GIVEN INSTRUCTION:
Beneath this task is a listing; retype all of it exactly.

SUPPLIED RECORDS:
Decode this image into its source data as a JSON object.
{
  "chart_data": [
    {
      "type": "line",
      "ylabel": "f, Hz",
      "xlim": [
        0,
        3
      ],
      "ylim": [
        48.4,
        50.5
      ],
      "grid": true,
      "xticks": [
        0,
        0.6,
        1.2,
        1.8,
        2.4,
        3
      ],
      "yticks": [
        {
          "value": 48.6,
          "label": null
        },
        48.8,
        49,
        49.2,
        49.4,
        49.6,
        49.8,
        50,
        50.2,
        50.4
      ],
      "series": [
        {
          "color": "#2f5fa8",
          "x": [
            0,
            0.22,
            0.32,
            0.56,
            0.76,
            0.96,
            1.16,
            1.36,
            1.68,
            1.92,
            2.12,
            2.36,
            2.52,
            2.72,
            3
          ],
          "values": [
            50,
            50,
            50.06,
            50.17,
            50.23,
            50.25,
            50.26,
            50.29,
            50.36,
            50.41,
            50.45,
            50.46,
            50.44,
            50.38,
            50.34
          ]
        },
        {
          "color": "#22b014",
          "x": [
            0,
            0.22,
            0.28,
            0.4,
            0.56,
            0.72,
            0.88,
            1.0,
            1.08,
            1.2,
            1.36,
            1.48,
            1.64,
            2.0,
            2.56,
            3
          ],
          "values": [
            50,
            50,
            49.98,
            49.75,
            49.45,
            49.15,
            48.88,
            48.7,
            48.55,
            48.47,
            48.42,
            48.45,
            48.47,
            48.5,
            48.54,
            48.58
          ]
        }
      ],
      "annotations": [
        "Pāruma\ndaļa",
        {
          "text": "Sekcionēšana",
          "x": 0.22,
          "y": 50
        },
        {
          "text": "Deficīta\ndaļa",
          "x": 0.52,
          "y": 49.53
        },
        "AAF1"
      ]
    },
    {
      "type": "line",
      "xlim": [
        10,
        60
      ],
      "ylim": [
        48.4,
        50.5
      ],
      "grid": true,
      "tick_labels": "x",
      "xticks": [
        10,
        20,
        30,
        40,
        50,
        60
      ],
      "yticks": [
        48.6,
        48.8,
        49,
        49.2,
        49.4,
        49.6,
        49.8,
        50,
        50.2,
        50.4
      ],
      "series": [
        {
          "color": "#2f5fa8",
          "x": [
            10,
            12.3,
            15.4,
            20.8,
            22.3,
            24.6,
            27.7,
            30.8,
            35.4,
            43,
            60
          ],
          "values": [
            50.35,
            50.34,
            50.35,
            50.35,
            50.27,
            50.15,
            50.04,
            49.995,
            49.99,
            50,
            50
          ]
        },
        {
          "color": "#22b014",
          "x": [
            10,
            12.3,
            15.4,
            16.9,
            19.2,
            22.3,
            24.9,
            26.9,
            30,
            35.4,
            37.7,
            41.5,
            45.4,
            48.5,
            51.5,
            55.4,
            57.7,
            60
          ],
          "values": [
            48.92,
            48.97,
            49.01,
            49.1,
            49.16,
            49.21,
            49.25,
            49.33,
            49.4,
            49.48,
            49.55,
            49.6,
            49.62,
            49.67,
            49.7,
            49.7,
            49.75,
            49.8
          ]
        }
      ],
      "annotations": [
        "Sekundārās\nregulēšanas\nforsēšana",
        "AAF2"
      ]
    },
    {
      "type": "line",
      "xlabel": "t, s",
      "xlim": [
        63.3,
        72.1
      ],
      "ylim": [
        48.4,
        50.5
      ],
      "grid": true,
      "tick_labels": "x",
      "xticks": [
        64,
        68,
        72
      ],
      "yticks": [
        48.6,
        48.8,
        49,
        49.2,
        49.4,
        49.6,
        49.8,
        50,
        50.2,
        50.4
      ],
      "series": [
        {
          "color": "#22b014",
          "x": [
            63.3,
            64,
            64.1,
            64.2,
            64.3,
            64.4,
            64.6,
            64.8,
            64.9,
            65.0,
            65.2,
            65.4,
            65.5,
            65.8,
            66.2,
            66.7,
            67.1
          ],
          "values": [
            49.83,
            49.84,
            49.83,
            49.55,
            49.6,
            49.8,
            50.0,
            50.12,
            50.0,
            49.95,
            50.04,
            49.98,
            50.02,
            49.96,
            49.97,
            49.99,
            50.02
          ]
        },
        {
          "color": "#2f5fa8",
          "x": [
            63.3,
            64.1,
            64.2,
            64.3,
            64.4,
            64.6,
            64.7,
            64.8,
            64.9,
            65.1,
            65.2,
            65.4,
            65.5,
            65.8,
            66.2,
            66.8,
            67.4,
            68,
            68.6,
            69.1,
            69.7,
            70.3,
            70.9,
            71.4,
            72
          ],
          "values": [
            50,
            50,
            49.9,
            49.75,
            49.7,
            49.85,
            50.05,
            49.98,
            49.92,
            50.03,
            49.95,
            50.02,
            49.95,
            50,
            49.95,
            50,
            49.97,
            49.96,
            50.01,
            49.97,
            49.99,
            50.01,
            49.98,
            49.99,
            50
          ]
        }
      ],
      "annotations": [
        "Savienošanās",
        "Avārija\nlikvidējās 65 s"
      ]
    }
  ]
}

TASK ANSWER:
Decode this image into its source data as a JSON object.
{
  "chart_data": [
    {
      "type": "line",
      "ylabel": "f, Hz",
      "xlim": [
        0,
        3
      ],
      "ylim": [
        48.4,
        50.5
      ],
      "grid": true,
      "xticks": [
        0,
        0.6,
        1.2,
        1.8,
        2.4,
        3
      ],
      "yticks": [
        {
          "value": 48.6,
          "label": null
        },
        48.8,
        49,
        49.2,
        49.4,
        49.6,
        49.8,
        50,
        50.2,
        50.4
      ],
      "series": [
        {
          "color": "#2f5fa8",
          "x": [
            0,
            0.22,
            0.32,
            0.56,
            0.76,
            0.96,
            1.16,
            1.36,
            1.68,
            1.92,
            2.12,
            2.36,
            2.52,
            2.72,
            3
          ],
          "values": [
            50,
            50,
            50.06,
            50.17,
            50.23,
            50.25,
            50.26,
            50.29,
            50.36,
            50.41,
            50.45,
            50.46,
            50.44,
            50.38,
            50.34
          ]
        },
        {
          "color": "#22b014",
          "x": [
            0,
            0.22,
            0.28,
            0.4,
            0.56,
            0.72,
            0.88,
            1.0,
            1.08,
            1.2,
            1.36,
            1.48,
            1.64,
            2.0,
            2.56,
            3
          ],
          "values": [
            50,
            50,
            49.98,
            49.75,
            49.45,
            49.15,
            48.88,
            48.7,
            48.55,
            48.47,
            48.42,
            48.45,
            48.47,
            48.5,
            48.54,
            48.58
          ]
        }
      ],
      "annotations": [
        "Pāruma\ndaļa",
        {
          "text": "Sekcionēšana",
          "x": 0.22,
          "y": 50
        },
        {
          "text": "Deficīta\ndaļa",
          "x": 0.52,
          "y": 49.53
        },
        "AAF1"
      ]
    },
    {
      "type": "line",
      "xlim": [
        10,
        60
      ],
      "ylim": [
        48.4,
        50.5
      ],
      "grid": true,
      "tick_labels": "x",
      "xticks": [
        10,
        20,
        30,
        40,
        50,
        60
      ],
      "yticks": [
        48.6,
        48.8,
        49,
        49.2,
        49.4,
        49.6,
        49.8,
        50,
        50.2,
        50.4
      ],
      "series": [
        {
          "color": "#2f5fa8",
          "x": [
            10,
            12.3,
            15.4,
            20.8,
            22.3,
            24.6,
            27.7,
            30.8,
            35.4,
            43,
            60
          ],
          "values": [
            50.35,
            50.34,
            50.35,
            50.35,
            50.27,
            50.15,
            50.04,
            49.995,
            49.99,
            50,
            50
          ]
        },
        {
          "color": "#22b014",
          "x": [
            10,
            12.3,
            15.4,
            16.9,
            19.2,
            22.3,
            24.9,
            26.9,
            30,
            35.4,
            37.7,
            41.5,
            45.4,
            48.5,
            51.5,
            55.4,
            57.7,
            60
          ],
          "values": [
            48.92,
            48.97,
            49.01,
            49.1,
            49.16,
            49.21,
            49.25,
            49.33,
            49.4,
            49.48,
            49.55,
            49.6,
            49.62,
            49.67,
            49.7,
            49.7,
            49.75,
            49.8
          ]
        }
      ],
      "annotations": [
        "Sekundārās\nregulēšanas\nforsēšana",
        "AAF2"
      ]
    },
    {
      "type": "line",
      "xlabel": "t, s",
      "xlim": [
        63.3,
        72.1
      ],
      "ylim": [
        48.4,
        50.5
      ],
      "grid": true,
      "tick_labels": "x",
      "xticks": [
        64,
        68,
        72
      ],
      "yticks": [
        48.6,
        48.8,
        49,
        49.2,
        49.4,
        49.6,
        49.8,
        50,
        50.2,
        50.4
      ],
      "series": [
        {
          "color": "#22b014",
          "x": [
            63.3,
            64,
            64.1,
            64.2,
            64.3,
            64.4,
            64.6,
            64.8,
            64.9,
            65.0,
            65.2,
            65.4,
            65.5,
            65.8,
            66.2,
            66.7,
            67.1
          ],
          "values": [
            49.83,
            49.84,
            49.83,
            49.55,
            49.6,
            49.8,
            50.0,
            50.12,
            50.0,
            49.95,
            50.04,
            49.98,
            50.02,
            49.96,
            49.97,
            49.99,
            50.02
          ]
        },
        {
          "color": "#2f5fa8",
          "x": [
            63.3,
            64.1,
            64.2,
            64.3,
            64.4,
            64.6,
            64.7,
            64.8,
            64.9,
            65.1,
            65.2,
            65.4,
            65.5,
            65.8,
            66.2,
            66.8,
            67.4,
            68,
            68.6,
            69.1,
            69.7,
            70.3,
            70.9,
            71.4,
            72
          ],
          "values": [
            50,
            50,
            49.9,
            49.75,
            49.7,
            49.85,
            50.05,
            49.98,
            49.92,
            50.03,
            49.95,
            50.02,
            49.95,
            50,
            49.95,
            50,
            49.97,
            49.96,
            50.01,
            49.97,
            49.99,
            50.01,
            49.98,
            49.99,
            50
          ]
        }
      ],
      "annotations": [
        "Savienošanās",
        "Avārija\nlikvidējās 65 s"
      ]
    }
  ]
}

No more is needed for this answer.